### THE PROBLEM
Give only the number of lines that include the string "Niedercrossen".
┌──
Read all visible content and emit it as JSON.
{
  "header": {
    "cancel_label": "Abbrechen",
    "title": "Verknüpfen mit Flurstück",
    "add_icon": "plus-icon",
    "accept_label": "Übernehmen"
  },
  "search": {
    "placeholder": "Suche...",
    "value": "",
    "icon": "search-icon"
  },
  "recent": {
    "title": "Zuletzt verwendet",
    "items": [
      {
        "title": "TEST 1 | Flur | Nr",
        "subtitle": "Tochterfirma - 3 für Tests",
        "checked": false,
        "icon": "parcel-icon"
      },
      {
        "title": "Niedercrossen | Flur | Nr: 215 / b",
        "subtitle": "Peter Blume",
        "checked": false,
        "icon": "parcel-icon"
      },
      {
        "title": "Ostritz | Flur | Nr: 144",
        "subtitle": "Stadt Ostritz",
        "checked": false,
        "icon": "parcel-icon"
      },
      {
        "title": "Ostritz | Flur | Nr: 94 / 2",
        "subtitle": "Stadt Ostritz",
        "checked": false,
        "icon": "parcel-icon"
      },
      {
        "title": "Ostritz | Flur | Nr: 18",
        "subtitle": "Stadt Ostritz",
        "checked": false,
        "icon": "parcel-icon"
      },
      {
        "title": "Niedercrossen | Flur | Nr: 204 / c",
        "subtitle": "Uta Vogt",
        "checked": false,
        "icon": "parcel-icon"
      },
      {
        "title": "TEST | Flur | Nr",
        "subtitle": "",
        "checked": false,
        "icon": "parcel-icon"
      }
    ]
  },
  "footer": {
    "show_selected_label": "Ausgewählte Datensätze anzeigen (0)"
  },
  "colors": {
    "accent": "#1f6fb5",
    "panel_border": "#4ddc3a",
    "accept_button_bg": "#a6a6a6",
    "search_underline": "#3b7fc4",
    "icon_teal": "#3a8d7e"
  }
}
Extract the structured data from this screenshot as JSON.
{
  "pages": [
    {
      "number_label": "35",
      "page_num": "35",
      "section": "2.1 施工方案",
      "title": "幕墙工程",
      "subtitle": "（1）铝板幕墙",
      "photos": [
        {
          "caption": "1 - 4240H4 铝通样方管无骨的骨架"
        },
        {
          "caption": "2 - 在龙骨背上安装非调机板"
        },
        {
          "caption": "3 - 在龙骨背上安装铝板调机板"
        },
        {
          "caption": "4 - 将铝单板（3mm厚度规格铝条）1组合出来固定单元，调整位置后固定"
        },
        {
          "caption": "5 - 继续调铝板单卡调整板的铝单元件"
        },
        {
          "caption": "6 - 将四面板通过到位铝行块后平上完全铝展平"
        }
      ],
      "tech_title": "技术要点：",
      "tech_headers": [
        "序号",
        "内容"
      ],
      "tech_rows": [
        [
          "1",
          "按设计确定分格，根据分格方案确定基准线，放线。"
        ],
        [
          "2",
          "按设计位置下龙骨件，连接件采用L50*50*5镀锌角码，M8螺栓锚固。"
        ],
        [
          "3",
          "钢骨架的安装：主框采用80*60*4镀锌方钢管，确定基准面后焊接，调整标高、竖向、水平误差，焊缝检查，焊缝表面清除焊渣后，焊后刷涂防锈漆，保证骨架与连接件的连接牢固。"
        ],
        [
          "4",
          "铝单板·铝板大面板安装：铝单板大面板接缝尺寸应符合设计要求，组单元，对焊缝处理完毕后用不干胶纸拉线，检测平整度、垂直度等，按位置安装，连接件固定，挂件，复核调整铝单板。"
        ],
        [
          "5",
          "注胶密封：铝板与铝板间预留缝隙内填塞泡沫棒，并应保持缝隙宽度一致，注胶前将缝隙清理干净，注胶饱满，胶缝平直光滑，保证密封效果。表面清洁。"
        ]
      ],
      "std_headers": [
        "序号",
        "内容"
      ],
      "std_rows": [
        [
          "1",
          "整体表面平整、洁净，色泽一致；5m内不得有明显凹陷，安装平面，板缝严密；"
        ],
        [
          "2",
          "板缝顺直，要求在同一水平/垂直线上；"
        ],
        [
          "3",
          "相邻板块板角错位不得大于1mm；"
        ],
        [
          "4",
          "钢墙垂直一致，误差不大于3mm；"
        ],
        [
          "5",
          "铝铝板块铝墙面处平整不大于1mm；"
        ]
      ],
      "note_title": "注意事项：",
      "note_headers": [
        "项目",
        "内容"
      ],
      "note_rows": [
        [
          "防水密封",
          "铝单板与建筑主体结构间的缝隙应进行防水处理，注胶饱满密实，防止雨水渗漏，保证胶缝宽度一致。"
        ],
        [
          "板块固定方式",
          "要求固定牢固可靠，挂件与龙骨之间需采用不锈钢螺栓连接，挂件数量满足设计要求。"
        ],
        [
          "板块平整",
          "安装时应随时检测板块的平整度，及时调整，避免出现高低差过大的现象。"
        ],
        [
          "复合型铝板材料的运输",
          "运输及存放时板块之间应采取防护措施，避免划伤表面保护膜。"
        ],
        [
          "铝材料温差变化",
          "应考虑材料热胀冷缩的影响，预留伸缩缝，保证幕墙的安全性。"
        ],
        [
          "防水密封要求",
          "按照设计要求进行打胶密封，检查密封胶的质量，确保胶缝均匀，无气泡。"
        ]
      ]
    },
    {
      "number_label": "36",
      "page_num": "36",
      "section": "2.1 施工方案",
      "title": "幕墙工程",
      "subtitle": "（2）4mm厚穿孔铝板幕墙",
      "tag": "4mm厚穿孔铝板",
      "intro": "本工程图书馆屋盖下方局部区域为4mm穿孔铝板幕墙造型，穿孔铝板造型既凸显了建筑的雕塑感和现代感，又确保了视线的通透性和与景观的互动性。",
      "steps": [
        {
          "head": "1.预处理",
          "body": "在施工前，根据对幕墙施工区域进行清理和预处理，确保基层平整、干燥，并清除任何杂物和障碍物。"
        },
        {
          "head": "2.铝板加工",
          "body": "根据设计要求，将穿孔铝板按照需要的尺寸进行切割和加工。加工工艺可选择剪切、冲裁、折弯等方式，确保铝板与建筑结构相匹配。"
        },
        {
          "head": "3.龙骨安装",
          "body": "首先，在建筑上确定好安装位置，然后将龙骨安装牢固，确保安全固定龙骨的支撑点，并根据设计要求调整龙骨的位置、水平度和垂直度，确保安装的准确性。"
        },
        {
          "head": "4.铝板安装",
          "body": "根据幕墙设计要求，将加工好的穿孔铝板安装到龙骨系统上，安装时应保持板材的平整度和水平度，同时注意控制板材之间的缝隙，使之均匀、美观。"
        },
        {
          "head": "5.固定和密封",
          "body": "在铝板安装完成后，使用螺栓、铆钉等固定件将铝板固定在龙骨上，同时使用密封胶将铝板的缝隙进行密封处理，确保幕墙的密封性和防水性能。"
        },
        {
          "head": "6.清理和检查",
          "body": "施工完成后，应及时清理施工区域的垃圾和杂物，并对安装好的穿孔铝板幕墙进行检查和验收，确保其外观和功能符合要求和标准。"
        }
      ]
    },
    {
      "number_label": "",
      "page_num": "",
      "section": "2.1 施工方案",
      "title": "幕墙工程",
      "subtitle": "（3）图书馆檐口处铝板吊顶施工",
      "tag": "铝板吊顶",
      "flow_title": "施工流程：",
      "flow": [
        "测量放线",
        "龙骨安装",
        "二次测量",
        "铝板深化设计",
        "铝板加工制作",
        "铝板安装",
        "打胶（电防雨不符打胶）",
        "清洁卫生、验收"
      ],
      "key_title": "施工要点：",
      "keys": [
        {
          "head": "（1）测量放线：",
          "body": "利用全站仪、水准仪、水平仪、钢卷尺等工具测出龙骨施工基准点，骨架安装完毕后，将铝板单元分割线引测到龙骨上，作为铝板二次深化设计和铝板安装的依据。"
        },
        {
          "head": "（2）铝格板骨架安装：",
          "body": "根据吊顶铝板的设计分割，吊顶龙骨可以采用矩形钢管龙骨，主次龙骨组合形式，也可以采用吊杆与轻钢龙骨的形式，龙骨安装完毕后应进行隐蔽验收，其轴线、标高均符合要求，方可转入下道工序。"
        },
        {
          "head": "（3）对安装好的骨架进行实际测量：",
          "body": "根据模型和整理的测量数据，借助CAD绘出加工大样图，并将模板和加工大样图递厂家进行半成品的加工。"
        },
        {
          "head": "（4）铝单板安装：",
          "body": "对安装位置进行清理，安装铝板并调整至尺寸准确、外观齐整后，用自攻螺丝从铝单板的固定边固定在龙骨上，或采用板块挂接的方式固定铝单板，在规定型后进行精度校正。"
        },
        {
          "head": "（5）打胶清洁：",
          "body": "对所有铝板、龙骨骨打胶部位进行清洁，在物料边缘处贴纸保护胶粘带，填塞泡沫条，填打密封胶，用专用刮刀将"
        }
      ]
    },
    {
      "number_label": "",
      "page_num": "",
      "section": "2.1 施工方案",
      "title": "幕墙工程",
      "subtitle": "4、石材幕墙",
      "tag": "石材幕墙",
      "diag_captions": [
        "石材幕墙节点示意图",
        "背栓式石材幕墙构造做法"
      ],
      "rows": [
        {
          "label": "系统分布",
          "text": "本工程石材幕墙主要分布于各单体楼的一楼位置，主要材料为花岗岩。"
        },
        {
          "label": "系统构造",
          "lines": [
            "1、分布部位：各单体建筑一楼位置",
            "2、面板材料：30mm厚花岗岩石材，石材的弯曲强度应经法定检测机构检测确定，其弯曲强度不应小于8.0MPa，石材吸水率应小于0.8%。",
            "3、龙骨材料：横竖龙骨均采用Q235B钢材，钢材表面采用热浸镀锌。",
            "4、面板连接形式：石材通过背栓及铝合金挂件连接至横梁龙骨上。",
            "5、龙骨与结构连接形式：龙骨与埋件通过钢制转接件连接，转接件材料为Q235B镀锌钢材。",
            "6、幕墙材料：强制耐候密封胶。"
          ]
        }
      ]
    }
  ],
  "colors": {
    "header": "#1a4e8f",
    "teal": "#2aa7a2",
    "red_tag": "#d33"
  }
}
└──
### FINISHED TASK
2